**ENTRIES SUPPLIED**.
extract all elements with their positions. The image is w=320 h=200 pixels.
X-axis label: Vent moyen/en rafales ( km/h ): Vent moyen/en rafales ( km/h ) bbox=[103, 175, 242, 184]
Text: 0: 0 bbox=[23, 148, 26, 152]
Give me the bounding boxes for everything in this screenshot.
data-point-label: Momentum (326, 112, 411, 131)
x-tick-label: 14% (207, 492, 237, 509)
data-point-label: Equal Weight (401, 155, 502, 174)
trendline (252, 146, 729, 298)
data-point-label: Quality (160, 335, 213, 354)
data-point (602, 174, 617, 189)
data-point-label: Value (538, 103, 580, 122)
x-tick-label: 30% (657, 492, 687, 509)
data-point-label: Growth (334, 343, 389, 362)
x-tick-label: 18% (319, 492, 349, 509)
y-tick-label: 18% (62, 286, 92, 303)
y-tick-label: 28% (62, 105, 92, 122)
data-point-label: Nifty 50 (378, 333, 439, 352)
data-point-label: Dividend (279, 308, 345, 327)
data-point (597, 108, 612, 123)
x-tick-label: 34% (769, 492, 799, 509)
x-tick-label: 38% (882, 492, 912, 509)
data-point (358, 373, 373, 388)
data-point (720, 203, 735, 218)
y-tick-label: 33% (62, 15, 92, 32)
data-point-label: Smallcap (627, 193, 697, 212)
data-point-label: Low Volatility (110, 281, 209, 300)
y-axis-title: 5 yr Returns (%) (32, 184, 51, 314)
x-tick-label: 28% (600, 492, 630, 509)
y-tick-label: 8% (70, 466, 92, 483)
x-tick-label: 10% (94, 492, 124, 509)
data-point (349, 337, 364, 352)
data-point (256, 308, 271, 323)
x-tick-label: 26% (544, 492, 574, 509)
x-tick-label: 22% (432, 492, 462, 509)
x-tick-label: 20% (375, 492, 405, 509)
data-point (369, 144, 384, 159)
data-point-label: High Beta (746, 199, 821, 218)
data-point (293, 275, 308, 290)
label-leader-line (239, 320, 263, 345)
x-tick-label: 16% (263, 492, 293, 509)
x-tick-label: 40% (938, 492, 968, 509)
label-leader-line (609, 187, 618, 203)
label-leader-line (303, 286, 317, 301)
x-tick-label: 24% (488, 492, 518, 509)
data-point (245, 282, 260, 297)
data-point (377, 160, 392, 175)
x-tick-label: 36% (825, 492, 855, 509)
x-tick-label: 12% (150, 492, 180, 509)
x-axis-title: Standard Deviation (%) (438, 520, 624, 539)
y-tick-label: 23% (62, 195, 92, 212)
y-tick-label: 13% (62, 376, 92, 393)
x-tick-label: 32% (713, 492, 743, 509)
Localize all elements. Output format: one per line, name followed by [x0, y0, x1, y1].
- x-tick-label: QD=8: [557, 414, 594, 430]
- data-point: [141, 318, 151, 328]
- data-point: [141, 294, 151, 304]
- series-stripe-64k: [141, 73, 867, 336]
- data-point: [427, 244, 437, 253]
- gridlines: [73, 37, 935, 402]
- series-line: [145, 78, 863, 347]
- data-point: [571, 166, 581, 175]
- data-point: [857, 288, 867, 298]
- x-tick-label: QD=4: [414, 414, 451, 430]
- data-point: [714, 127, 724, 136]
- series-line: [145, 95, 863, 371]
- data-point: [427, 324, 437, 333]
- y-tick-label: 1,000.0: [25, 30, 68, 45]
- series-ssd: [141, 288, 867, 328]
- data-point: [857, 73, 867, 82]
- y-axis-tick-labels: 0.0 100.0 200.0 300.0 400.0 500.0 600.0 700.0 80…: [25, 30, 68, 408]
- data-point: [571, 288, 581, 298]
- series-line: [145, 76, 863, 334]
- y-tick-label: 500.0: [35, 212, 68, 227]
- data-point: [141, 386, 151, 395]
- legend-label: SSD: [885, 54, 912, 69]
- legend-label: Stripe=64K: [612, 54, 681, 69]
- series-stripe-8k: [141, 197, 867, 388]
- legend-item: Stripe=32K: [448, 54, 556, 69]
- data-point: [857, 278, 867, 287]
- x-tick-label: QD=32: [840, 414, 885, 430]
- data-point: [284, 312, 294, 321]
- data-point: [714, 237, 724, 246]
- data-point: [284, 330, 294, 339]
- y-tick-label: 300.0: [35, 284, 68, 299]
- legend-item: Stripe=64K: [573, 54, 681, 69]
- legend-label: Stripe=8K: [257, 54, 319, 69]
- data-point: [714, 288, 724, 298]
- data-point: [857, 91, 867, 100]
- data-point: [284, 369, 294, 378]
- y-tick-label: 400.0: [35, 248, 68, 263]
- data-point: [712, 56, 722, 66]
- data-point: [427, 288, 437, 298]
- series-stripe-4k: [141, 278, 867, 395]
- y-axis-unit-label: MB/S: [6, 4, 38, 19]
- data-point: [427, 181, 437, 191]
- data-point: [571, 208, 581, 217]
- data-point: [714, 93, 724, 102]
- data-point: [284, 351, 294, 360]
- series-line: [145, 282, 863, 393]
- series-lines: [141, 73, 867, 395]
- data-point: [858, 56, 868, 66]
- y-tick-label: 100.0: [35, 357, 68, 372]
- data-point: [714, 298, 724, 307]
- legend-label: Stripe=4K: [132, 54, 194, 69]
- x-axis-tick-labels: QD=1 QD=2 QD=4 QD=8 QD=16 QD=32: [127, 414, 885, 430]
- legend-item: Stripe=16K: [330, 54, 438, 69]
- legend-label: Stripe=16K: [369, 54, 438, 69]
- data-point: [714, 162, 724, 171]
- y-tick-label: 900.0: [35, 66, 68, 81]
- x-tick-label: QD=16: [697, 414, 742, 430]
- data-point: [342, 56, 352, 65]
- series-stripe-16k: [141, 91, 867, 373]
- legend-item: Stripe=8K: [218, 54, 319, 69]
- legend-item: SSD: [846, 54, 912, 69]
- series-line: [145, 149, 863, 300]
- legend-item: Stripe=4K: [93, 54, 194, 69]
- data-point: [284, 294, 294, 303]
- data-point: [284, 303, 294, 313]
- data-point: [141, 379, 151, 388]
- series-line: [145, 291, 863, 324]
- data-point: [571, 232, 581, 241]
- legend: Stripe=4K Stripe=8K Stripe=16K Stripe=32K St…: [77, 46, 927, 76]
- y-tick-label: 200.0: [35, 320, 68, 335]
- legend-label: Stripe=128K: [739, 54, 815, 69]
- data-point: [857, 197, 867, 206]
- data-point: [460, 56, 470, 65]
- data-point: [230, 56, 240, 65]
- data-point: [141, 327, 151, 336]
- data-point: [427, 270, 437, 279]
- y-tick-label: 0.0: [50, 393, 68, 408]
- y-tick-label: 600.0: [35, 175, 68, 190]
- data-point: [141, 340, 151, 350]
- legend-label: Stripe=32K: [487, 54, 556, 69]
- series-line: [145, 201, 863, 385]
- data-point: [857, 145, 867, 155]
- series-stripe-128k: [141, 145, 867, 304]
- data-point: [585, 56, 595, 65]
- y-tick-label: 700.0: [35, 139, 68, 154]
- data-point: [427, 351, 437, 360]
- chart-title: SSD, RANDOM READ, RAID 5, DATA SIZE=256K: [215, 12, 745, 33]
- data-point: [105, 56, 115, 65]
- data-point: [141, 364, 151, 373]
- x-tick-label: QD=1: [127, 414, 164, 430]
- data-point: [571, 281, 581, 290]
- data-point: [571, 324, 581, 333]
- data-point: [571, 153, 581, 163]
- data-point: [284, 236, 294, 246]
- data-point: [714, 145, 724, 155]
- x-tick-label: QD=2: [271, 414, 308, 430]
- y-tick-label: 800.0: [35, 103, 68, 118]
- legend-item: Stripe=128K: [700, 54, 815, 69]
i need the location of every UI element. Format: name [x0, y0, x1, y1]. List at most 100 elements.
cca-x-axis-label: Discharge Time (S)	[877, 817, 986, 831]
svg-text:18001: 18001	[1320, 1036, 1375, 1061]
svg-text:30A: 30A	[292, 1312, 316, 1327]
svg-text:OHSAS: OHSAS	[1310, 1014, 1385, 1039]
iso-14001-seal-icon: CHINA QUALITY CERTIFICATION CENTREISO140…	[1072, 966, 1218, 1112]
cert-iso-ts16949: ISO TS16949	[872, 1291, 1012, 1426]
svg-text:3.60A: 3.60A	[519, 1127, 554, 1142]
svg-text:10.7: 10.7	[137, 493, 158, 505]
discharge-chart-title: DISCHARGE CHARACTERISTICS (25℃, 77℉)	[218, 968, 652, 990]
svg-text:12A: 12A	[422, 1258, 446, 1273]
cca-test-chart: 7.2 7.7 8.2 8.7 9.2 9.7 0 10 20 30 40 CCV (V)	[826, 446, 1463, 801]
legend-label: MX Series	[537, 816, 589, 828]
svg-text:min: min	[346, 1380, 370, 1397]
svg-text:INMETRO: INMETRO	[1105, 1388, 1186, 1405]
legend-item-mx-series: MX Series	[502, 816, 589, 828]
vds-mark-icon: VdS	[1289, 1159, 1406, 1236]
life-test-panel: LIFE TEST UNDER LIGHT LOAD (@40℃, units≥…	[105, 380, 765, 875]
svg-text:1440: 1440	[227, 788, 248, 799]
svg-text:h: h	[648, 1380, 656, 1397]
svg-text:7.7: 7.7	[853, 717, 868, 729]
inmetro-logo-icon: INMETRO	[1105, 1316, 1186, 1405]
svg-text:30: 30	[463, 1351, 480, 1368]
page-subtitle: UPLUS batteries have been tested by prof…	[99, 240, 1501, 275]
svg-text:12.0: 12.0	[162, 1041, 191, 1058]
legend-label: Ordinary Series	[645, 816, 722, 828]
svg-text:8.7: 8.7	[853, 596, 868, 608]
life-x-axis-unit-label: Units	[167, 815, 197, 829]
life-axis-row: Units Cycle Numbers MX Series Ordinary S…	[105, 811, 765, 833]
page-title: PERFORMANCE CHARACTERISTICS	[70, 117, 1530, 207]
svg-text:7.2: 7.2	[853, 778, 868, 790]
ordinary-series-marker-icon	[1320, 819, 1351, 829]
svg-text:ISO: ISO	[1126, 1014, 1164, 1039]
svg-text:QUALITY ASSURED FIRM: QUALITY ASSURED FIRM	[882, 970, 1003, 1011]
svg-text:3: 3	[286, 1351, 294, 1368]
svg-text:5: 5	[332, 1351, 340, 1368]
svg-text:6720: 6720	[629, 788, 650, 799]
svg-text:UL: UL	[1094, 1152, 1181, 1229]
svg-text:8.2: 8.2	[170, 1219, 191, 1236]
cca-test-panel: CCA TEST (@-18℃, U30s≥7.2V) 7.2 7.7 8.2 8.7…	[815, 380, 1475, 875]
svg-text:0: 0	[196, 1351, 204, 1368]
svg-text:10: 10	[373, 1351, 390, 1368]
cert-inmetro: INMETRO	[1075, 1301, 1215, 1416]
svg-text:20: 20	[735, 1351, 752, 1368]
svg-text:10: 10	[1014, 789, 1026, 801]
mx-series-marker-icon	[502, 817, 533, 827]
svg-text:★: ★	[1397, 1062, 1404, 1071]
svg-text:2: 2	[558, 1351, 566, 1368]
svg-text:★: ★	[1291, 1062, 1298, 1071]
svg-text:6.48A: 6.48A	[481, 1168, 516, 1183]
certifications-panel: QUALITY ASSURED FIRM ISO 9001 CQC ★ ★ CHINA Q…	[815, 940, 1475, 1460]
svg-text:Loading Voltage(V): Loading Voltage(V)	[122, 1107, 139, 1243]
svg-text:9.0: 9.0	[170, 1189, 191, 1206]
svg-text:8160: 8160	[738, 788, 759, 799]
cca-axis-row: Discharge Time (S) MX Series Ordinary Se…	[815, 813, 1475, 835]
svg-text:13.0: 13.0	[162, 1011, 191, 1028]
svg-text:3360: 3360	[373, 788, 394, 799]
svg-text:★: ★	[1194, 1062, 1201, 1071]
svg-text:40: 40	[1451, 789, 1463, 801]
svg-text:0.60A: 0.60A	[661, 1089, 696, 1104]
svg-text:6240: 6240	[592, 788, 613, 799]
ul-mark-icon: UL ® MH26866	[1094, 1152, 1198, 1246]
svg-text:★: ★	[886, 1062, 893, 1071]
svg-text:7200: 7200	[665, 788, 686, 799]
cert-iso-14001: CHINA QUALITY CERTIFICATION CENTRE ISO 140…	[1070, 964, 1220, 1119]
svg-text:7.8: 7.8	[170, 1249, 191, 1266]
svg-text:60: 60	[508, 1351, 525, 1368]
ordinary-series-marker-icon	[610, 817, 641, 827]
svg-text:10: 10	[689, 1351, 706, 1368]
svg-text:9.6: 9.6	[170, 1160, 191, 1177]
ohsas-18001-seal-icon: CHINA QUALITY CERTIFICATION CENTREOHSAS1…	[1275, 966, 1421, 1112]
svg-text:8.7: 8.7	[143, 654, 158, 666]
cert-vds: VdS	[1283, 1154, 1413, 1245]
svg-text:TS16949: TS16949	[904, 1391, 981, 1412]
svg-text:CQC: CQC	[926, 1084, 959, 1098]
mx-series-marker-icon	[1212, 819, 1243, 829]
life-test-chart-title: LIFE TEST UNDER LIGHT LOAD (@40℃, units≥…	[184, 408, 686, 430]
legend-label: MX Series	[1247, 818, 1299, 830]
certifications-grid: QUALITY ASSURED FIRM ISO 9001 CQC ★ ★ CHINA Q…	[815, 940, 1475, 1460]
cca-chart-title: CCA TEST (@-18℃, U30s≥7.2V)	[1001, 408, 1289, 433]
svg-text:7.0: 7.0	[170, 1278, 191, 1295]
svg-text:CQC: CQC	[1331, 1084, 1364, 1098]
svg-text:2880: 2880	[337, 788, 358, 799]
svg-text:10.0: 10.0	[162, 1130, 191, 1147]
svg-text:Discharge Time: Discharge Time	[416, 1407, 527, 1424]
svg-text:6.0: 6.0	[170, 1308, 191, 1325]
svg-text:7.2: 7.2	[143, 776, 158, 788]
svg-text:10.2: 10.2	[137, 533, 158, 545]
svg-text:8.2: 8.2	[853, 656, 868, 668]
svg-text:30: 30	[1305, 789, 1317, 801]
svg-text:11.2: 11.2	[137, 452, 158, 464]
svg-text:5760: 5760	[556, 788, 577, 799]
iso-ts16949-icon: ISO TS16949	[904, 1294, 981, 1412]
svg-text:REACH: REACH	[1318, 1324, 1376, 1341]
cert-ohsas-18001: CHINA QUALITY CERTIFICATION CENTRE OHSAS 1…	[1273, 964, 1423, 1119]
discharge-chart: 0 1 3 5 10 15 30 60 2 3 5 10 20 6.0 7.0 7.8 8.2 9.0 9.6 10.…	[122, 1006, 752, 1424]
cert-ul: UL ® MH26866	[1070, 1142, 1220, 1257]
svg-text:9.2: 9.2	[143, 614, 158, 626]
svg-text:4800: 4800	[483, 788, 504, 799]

**YOUR GOAL**.
Show each line above that contains the string "chart".

**REPLY**.
- chart-title: SSD, RANDOM READ, RAID 5, DATA SIZE=256K: [215, 12, 745, 33]
discharge-chart-title: DISCHARGE CHARACTERISTICS (25℃, 77℉)	[218, 968, 652, 990]
cca-test-chart: 7.2 7.7 8.2 8.7 9.2 9.7 0 10 20 30 40 CCV (V)	[826, 446, 1463, 801]
life-test-chart-title: LIFE TEST UNDER LIGHT LOAD (@40℃, units≥…	[184, 408, 686, 430]
cca-chart-title: CCA TEST (@-18℃, U30s≥7.2V)	[1001, 408, 1289, 433]
discharge-chart: 0 1 3 5 10 15 30 60 2 3 5 10 20 6.0 7.0 7.8 8.2 9.0 9.6 10.…	[122, 1006, 752, 1424]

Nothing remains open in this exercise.